Do this: Collect each line containing "nuopc".

Material for the task:
══════════

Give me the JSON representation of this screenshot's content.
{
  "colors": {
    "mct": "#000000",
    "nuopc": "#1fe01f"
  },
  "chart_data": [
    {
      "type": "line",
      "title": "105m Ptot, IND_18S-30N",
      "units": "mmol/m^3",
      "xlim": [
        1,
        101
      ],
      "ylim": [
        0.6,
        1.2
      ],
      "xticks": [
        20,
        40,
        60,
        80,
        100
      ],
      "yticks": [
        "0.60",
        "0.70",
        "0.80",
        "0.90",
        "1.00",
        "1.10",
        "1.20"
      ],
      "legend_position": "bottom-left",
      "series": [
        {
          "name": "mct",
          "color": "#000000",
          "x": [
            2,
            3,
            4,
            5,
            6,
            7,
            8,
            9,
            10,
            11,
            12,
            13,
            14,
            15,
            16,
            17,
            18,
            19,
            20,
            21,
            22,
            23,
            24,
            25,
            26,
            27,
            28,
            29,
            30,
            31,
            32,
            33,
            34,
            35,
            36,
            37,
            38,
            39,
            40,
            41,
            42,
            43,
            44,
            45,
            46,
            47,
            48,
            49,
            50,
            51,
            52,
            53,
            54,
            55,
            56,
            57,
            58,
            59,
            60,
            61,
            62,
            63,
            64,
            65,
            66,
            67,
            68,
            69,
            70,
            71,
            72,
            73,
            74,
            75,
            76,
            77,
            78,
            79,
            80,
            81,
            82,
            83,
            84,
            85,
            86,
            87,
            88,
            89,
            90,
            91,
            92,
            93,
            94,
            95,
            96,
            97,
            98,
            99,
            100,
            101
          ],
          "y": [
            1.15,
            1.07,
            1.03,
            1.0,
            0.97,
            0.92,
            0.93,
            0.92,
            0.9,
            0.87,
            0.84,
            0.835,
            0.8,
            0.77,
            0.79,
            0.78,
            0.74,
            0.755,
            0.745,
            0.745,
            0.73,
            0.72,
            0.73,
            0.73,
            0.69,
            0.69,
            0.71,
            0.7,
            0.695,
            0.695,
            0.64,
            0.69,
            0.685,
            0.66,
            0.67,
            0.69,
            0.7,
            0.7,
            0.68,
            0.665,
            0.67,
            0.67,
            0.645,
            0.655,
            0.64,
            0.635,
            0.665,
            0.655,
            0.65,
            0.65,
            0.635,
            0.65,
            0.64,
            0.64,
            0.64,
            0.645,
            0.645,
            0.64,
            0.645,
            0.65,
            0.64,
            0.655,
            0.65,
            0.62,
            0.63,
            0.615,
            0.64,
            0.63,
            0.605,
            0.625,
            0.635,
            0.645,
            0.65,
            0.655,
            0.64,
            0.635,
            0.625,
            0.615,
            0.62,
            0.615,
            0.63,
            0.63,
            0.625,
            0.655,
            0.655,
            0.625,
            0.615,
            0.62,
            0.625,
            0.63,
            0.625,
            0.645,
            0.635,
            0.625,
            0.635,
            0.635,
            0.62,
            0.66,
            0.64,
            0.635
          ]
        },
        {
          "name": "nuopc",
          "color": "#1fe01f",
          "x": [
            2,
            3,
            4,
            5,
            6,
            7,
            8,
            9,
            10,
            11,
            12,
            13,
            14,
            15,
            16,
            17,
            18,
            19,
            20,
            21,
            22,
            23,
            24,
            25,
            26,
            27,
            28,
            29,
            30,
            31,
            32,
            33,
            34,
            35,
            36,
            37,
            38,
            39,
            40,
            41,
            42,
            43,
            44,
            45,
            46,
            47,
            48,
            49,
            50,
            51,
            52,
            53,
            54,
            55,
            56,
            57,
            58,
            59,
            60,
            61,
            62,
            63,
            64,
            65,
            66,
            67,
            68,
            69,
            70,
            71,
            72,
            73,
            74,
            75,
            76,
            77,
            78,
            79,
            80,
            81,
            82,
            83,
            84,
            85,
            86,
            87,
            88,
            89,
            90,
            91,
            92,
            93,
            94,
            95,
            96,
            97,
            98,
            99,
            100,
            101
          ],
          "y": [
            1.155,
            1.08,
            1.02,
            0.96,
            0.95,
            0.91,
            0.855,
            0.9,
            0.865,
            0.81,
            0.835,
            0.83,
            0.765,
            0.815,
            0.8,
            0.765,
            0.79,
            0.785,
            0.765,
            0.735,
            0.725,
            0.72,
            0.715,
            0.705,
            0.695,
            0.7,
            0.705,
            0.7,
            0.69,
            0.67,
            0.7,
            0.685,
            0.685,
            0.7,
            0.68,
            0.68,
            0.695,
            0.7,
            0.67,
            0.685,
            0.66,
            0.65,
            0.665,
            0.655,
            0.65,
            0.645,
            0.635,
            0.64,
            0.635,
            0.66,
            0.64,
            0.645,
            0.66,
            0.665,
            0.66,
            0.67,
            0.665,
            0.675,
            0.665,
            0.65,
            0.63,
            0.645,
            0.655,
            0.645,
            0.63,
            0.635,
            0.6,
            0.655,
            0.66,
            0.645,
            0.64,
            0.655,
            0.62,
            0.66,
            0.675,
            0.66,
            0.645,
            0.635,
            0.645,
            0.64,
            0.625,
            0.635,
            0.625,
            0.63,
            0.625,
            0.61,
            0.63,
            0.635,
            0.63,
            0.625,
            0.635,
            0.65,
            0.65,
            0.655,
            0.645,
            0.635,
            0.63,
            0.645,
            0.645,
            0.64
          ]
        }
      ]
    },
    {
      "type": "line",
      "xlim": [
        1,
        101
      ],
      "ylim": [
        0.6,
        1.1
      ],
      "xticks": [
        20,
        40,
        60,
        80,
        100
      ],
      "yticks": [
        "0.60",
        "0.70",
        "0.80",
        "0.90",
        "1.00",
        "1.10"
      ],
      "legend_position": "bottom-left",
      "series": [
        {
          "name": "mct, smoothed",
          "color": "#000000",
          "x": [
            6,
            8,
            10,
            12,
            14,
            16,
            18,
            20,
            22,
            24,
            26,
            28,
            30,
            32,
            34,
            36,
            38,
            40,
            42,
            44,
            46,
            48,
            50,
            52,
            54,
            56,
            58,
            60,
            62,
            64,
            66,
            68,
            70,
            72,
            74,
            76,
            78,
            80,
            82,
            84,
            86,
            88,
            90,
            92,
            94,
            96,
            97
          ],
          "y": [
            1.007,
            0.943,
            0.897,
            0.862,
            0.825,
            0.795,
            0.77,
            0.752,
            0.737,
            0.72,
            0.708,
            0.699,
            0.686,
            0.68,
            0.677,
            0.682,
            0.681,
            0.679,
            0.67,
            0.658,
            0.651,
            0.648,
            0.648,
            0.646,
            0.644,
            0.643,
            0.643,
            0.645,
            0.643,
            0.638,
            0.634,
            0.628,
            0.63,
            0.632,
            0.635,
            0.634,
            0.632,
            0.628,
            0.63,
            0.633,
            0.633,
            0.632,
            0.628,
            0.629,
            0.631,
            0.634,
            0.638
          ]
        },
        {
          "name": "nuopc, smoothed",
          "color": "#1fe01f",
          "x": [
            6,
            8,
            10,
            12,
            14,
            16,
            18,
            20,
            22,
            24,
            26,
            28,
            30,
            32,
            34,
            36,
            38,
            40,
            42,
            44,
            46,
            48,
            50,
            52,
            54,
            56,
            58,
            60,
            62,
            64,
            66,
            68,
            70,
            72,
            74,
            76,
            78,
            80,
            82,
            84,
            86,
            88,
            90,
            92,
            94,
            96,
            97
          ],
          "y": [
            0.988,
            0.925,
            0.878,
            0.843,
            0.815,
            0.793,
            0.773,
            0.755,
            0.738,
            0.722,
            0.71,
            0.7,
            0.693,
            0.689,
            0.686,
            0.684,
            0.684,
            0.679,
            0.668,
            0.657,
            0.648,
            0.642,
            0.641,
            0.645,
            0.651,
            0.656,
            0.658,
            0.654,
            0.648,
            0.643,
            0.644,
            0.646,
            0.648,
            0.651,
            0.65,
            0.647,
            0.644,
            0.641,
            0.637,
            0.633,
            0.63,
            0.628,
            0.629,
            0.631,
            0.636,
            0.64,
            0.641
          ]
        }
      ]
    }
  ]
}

══════════

Result of the exercise:
    "nuopc": "#1fe01f"
          "name": "nuopc",
          "name": "nuopc, smoothed",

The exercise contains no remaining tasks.